### [Exercise]
Can you edit the records starting at the line containing "Element localization: list" and ending at the line containing "- text-field[interactable]: [180, 379, 507, 407]" so that "chevron-down-icon" becomes "caret-icon" and nothing else changes? Leave the pictures out of what you return.

### [Stored rows]
___

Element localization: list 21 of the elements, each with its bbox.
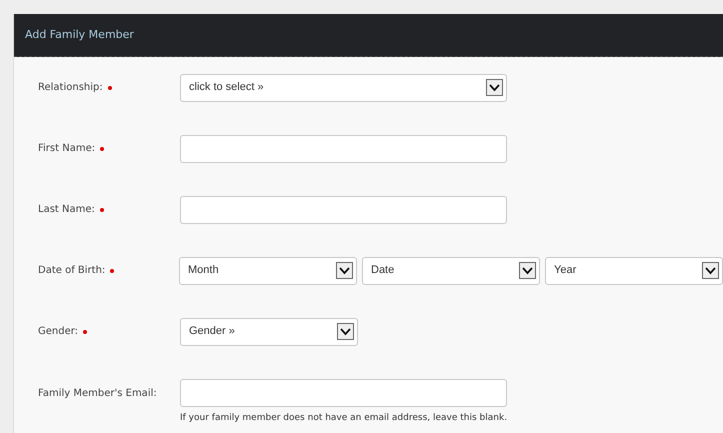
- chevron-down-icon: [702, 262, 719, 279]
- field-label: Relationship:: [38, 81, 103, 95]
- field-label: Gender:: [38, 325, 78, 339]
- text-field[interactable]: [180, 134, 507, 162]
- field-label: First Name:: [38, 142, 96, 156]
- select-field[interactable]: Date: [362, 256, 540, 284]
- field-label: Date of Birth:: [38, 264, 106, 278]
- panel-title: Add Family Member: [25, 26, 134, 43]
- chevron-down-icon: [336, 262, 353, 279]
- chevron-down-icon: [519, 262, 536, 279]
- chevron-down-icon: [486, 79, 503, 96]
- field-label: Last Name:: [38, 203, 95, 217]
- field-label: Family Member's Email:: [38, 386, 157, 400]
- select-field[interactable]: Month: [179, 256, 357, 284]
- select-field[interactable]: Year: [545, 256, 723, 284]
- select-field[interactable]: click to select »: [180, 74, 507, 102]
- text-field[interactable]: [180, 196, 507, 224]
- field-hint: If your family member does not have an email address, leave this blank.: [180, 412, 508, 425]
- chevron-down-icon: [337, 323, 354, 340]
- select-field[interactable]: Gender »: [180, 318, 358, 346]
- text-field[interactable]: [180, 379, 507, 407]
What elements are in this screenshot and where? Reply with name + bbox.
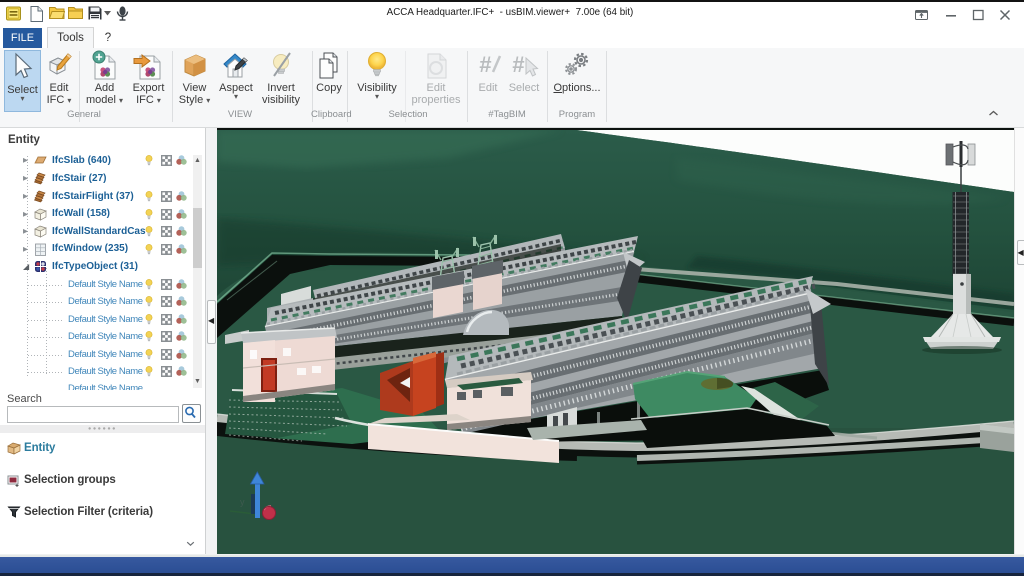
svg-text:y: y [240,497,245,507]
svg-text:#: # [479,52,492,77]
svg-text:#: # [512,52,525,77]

___

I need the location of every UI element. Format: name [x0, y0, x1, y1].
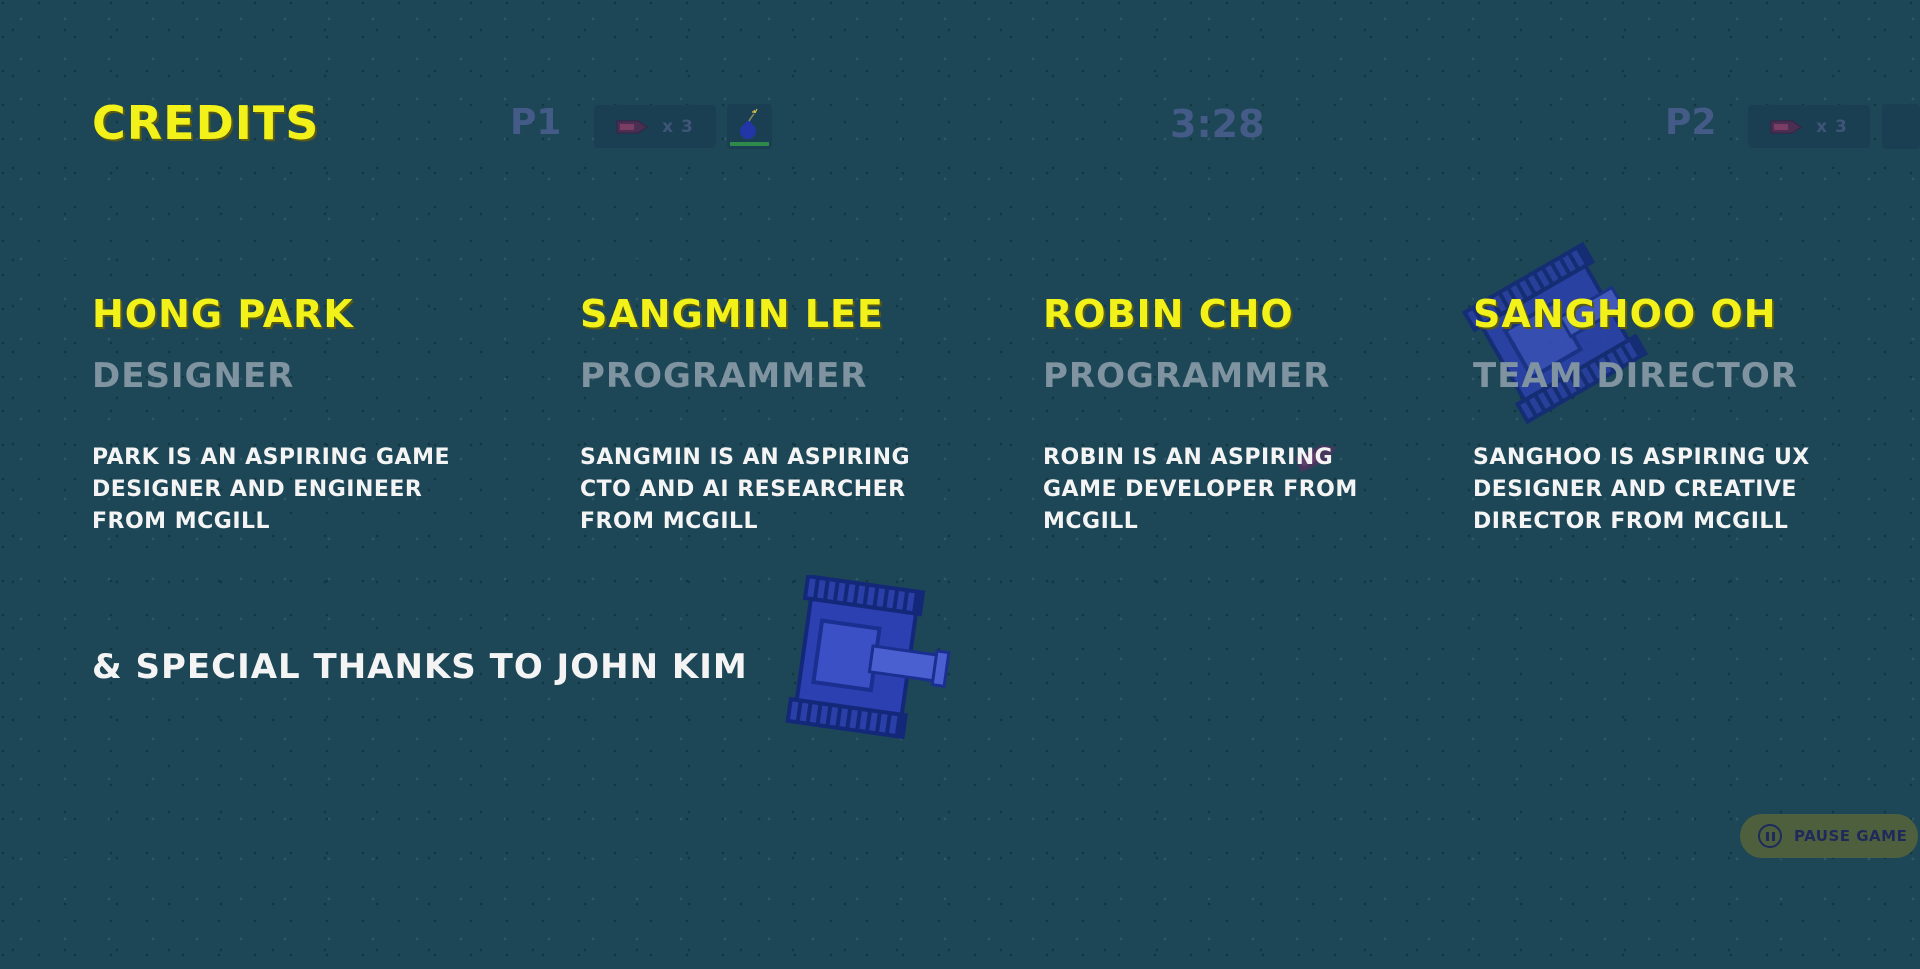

___

### [Result of the task]
Element localization: list 21 of the elements, each with its bbox.
- caret-icon: [702, 262, 719, 279]
- field-label: Relationship:: [38, 81, 103, 95]
- field-label: Gender:: [38, 325, 78, 339]
- text-field[interactable]: [180, 134, 507, 162]
- field-label: First Name:: [38, 142, 96, 156]
- select-field[interactable]: Date: [362, 256, 540, 284]
- field-label: Date of Birth:: [38, 264, 106, 278]
- panel-title: Add Family Member: [25, 26, 134, 43]
- caret-icon: [336, 262, 353, 279]
- caret-icon: [519, 262, 536, 279]
- caret-icon: [486, 79, 503, 96]
- field-label: Last Name:: [38, 203, 95, 217]
- field-label: Family Member's Email:: [38, 386, 157, 400]
- select-field[interactable]: Month: [179, 256, 357, 284]
- select-field[interactable]: Year: [545, 256, 723, 284]
- select-field[interactable]: click to select »: [180, 74, 507, 102]
- text-field[interactable]: [180, 196, 507, 224]
- field-hint: If your family member does not have an email address, leave this blank.: [180, 412, 508, 425]
- caret-icon: [337, 323, 354, 340]
- select-field[interactable]: Gender »: [180, 318, 358, 346]
- text-field[interactable]: [180, 379, 507, 407]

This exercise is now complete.